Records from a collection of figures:
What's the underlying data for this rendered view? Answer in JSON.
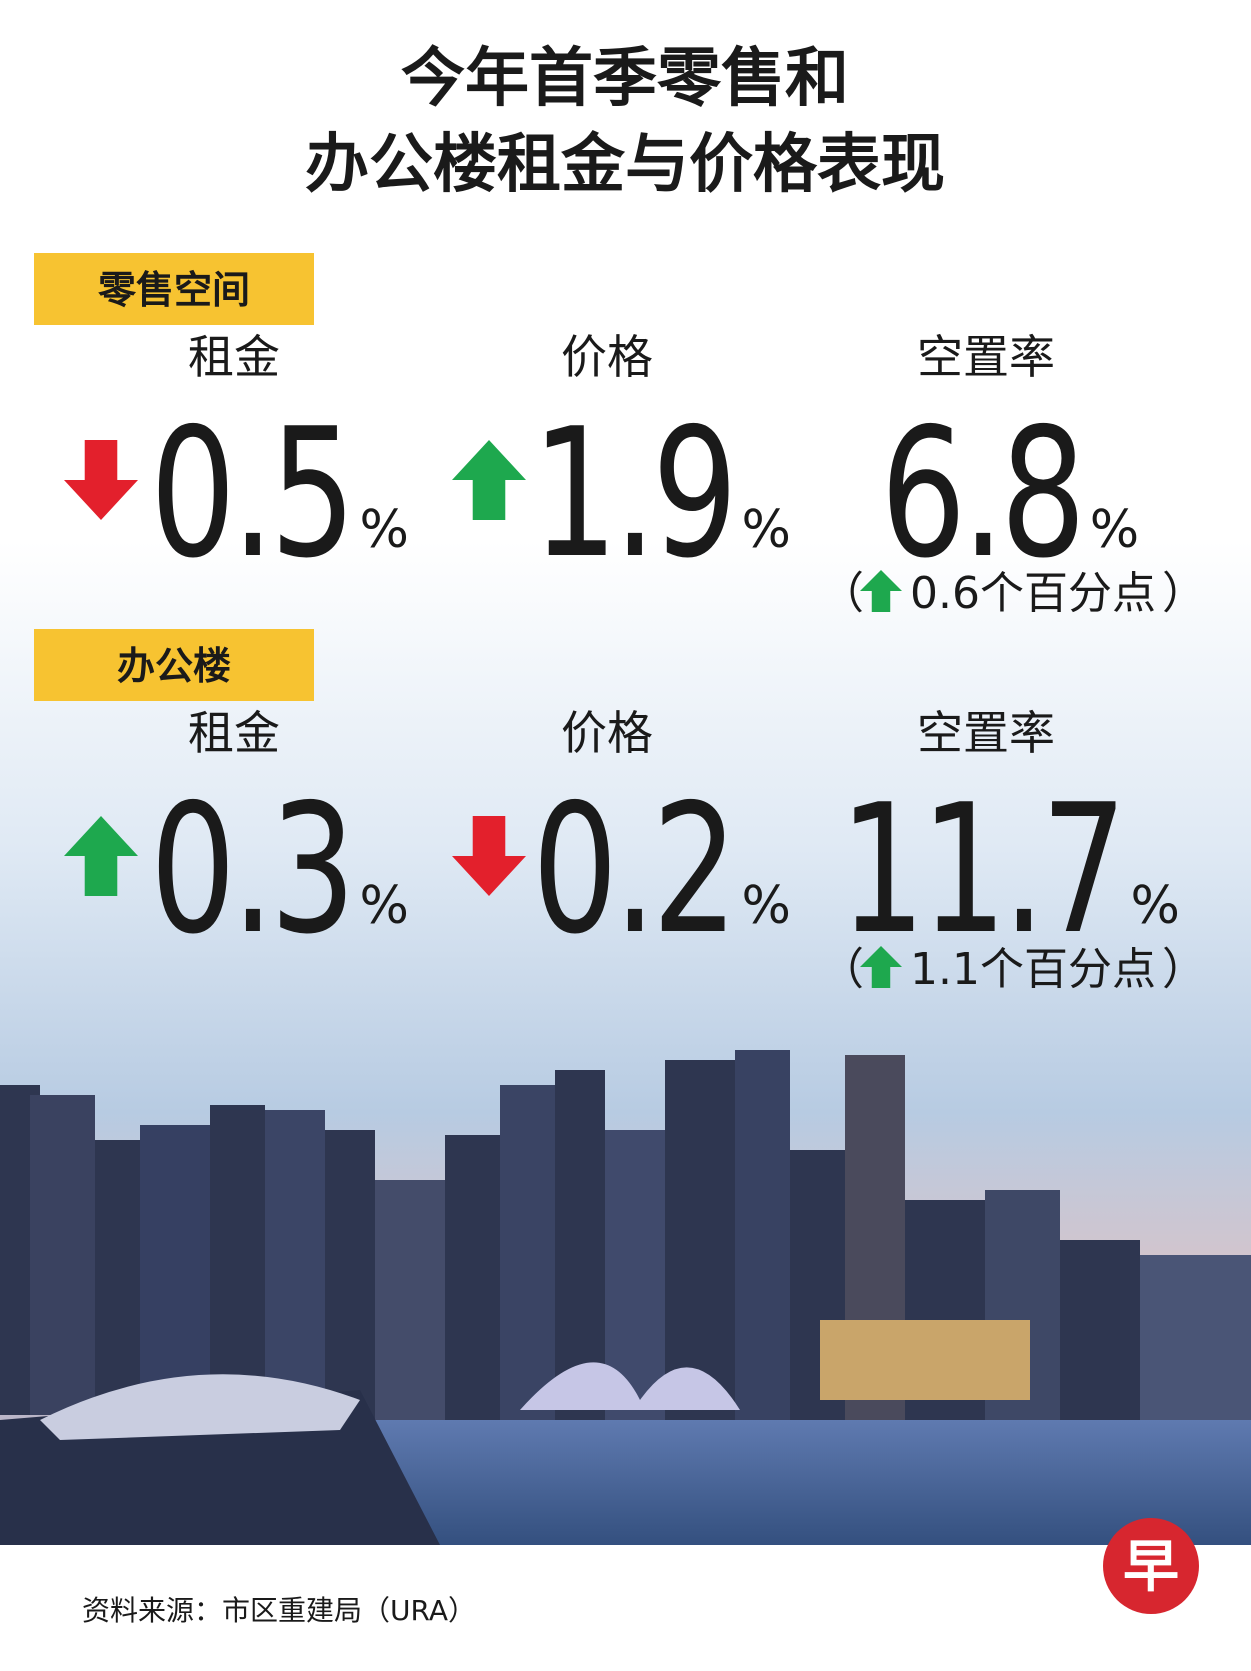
{
  "title": [
    "今年首季零售和",
    "办公楼租金与价格表现"
  ],
  "sections": [
    {
      "label": "零售空间",
      "metrics": [
        {
          "label": "租金",
          "value": 0.5,
          "unit": "%",
          "direction": "down"
        },
        {
          "label": "价格",
          "value": 1.9,
          "unit": "%",
          "direction": "up"
        },
        {
          "label": "空置率",
          "value": 6.8,
          "unit": "%",
          "note": {
            "brackets": [
              "（",
              "）"
            ],
            "direction": "up",
            "text": "0.6个百分点"
          }
        }
      ]
    },
    {
      "label": "办公楼",
      "metrics": [
        {
          "label": "租金",
          "value": 0.3,
          "unit": "%",
          "direction": "up"
        },
        {
          "label": "价格",
          "value": 0.2,
          "unit": "%",
          "direction": "down"
        },
        {
          "label": "空置率",
          "value": 11.7,
          "unit": "%",
          "note": {
            "brackets": [
              "（",
              "）"
            ],
            "direction": "up",
            "text": "1.1个百分点"
          }
        }
      ]
    }
  ],
  "source": "资料来源：市区重建局（URA）",
  "logo": "早"
}
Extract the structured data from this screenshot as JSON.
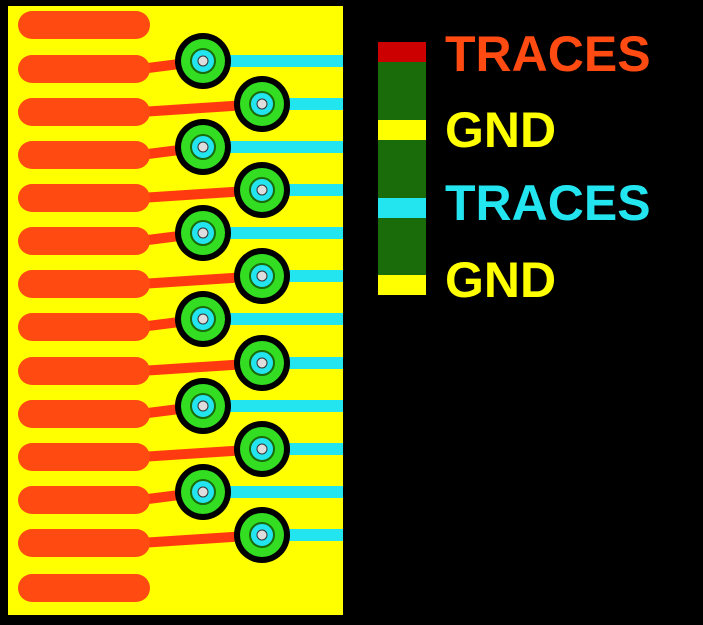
{
  "legend": {
    "layers": [
      {
        "label": "TRACES"
      },
      {
        "label": "GND"
      },
      {
        "label": "TRACES"
      },
      {
        "label": "GND"
      }
    ]
  }
}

-- Written problem --
All lines from the line containing "Extract the structured" through the end of the listing above are to be given again exactly; pictures are not part of the copy.

-- Answer to this task --
Extract the structured data from this screenshot as JSON.
{
  "legend": {
    "layers": [
      {
        "label": "TRACES"
      },
      {
        "label": "GND"
      },
      {
        "label": "TRACES"
      },
      {
        "label": "GND"
      }
    ]
  }
}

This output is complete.